Work to complete: Return all of the entries exactly, with nothing added or left out.

Dataset excerpt

---------------

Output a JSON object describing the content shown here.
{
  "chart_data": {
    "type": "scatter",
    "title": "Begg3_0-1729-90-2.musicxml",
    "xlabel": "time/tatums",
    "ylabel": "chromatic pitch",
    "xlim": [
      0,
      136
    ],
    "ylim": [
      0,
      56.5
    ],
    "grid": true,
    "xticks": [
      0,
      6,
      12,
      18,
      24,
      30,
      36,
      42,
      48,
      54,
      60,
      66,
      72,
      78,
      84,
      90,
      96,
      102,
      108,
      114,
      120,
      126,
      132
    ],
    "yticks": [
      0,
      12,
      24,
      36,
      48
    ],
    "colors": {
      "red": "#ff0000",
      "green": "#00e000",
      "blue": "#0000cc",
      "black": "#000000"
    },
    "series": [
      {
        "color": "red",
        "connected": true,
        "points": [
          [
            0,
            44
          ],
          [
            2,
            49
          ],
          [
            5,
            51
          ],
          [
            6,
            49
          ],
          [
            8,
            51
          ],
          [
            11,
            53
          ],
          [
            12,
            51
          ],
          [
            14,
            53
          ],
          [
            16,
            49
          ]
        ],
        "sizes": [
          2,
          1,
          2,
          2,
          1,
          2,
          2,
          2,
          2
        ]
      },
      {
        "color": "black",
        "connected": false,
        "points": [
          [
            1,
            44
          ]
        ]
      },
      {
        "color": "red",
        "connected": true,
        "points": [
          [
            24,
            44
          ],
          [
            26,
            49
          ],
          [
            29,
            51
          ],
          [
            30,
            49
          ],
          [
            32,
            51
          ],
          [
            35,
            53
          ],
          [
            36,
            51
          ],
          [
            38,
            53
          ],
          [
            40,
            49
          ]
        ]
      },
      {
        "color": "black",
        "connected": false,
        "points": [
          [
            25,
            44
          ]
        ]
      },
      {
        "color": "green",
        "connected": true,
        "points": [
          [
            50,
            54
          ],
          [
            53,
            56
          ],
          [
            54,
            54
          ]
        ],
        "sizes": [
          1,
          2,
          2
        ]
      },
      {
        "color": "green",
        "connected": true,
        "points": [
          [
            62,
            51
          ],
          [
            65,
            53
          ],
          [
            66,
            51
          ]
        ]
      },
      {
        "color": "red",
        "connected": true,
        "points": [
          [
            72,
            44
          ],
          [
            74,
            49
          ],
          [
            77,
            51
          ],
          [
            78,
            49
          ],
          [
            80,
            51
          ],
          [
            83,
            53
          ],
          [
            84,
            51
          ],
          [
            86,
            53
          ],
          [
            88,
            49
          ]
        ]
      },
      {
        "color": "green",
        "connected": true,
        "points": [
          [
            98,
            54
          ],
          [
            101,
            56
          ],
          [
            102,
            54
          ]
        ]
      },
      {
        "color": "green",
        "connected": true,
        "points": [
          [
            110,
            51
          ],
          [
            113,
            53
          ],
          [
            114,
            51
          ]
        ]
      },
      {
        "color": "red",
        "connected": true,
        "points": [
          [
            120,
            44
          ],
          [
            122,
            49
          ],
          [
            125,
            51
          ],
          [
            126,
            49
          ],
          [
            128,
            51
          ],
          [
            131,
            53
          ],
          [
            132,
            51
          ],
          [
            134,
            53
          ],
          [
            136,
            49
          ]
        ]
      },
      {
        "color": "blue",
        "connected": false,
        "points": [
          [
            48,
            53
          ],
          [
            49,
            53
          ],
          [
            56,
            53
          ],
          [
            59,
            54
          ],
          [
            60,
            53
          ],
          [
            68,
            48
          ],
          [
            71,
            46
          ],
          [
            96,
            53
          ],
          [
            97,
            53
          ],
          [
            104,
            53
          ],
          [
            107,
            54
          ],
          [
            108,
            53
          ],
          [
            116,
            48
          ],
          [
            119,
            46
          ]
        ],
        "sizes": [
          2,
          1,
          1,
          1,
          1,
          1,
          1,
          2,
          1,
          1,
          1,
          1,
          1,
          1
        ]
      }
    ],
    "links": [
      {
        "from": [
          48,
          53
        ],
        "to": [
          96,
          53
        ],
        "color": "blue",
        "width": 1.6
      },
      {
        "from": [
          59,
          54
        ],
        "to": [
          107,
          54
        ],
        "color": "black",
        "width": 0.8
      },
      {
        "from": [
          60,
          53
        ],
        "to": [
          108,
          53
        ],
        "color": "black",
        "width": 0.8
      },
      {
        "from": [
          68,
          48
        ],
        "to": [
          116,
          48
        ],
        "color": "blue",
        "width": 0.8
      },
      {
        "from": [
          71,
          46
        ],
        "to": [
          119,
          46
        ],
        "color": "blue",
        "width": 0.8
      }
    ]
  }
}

---------------

Completed task:
Output a JSON object describing the content shown here.
{
  "chart_data": {
    "type": "scatter",
    "title": "Begg3_0-1729-90-2.musicxml",
    "xlabel": "time/tatums",
    "ylabel": "chromatic pitch",
    "xlim": [
      0,
      136
    ],
    "ylim": [
      0,
      56.5
    ],
    "grid": true,
    "xticks": [
      0,
      6,
      12,
      18,
      24,
      30,
      36,
      42,
      48,
      54,
      60,
      66,
      72,
      78,
      84,
      90,
      96,
      102,
      108,
      114,
      120,
      126,
      132
    ],
    "yticks": [
      0,
      12,
      24,
      36,
      48
    ],
    "colors": {
      "red": "#ff0000",
      "green": "#00e000",
      "blue": "#0000cc",
      "black": "#000000"
    },
    "series": [
      {
        "color": "red",
        "connected": true,
        "points": [
          [
            0,
            44
          ],
          [
            2,
            49
          ],
          [
            5,
            51
          ],
          [
            6,
            49
          ],
          [
            8,
            51
          ],
          [
            11,
            53
          ],
          [
            12,
            51
          ],
          [
            14,
            53
          ],
          [
            16,
            49
          ]
        ],
        "sizes": [
          2,
          1,
          2,
          2,
          1,
          2,
          2,
          2,
          2
        ]
      },
      {
        "color": "black",
        "connected": false,
        "points": [
          [
            1,
            44
          ]
        ]
      },
      {
        "color": "red",
        "connected": true,
        "points": [
          [
            24,
            44
          ],
          [
            26,
            49
          ],
          [
            29,
            51
          ],
          [
            30,
            49
          ],
          [
            32,
            51
          ],
          [
            35,
            53
          ],
          [
            36,
            51
          ],
          [
            38,
            53
          ],
          [
            40,
            49
          ]
        ]
      },
      {
        "color": "black",
        "connected": false,
        "points": [
          [
            25,
            44
          ]
        ]
      },
      {
        "color": "green",
        "connected": true,
        "points": [
          [
            50,
            54
          ],
          [
            53,
            56
          ],
          [
            54,
            54
          ]
        ],
        "sizes": [
          1,
          2,
          2
        ]
      },
      {
        "color": "green",
        "connected": true,
        "points": [
          [
            62,
            51
          ],
          [
            65,
            53
          ],
          [
            66,
            51
          ]
        ]
      },
      {
        "color": "red",
        "connected": true,
        "points": [
          [
            72,
            44
          ],
          [
            74,
            49
          ],
          [
            77,
            51
          ],
          [
            78,
            49
          ],
          [
            80,
            51
          ],
          [
            83,
            53
          ],
          [
            84,
            51
          ],
          [
            86,
            53
          ],
          [
            88,
            49
          ]
        ]
      },
      {
        "color": "green",
        "connected": true,
        "points": [
          [
            98,
            54
          ],
          [
            101,
            56
          ],
          [
            102,
            54
          ]
        ]
      },
      {
        "color": "green",
        "connected": true,
        "points": [
          [
            110,
            51
          ],
          [
            113,
            53
          ],
          [
            114,
            51
          ]
        ]
      },
      {
        "color": "red",
        "connected": true,
        "points": [
          [
            120,
            44
          ],
          [
            122,
            49
          ],
          [
            125,
            51
          ],
          [
            126,
            49
          ],
          [
            128,
            51
          ],
          [
            131,
            53
          ],
          [
            132,
            51
          ],
          [
            134,
            53
          ],
          [
            136,
            49
          ]
        ]
      },
      {
        "color": "blue",
        "connected": false,
        "points": [
          [
            48,
            53
          ],
          [
            49,
            53
          ],
          [
            56,
            53
          ],
          [
            59,
            54
          ],
          [
            60,
            53
          ],
          [
            68,
            48
          ],
          [
            71,
            46
          ],
          [
            96,
            53
          ],
          [
            97,
            53
          ],
          [
            104,
            53
          ],
          [
            107,
            54
          ],
          [
            108,
            53
          ],
          [
            116,
            48
          ],
          [
            119,
            46
          ]
        ],
        "sizes": [
          2,
          1,
          1,
          1,
          1,
          1,
          1,
          2,
          1,
          1,
          1,
          1,
          1,
          1
        ]
      }
    ],
    "links": [
      {
        "from": [
          48,
          53
        ],
        "to": [
          96,
          53
        ],
        "color": "blue",
        "width": 1.6
      },
      {
        "from": [
          59,
          54
        ],
        "to": [
          107,
          54
        ],
        "color": "black",
        "width": 0.8
      },
      {
        "from": [
          60,
          53
        ],
        "to": [
          108,
          53
        ],
        "color": "black",
        "width": 0.8
      },
      {
        "from": [
          68,
          48
        ],
        "to": [
          116,
          48
        ],
        "color": "blue",
        "width": 0.8
      },
      {
        "from": [
          71,
          46
        ],
        "to": [
          119,
          46
        ],
        "color": "blue",
        "width": 0.8
      }
    ]
  }
}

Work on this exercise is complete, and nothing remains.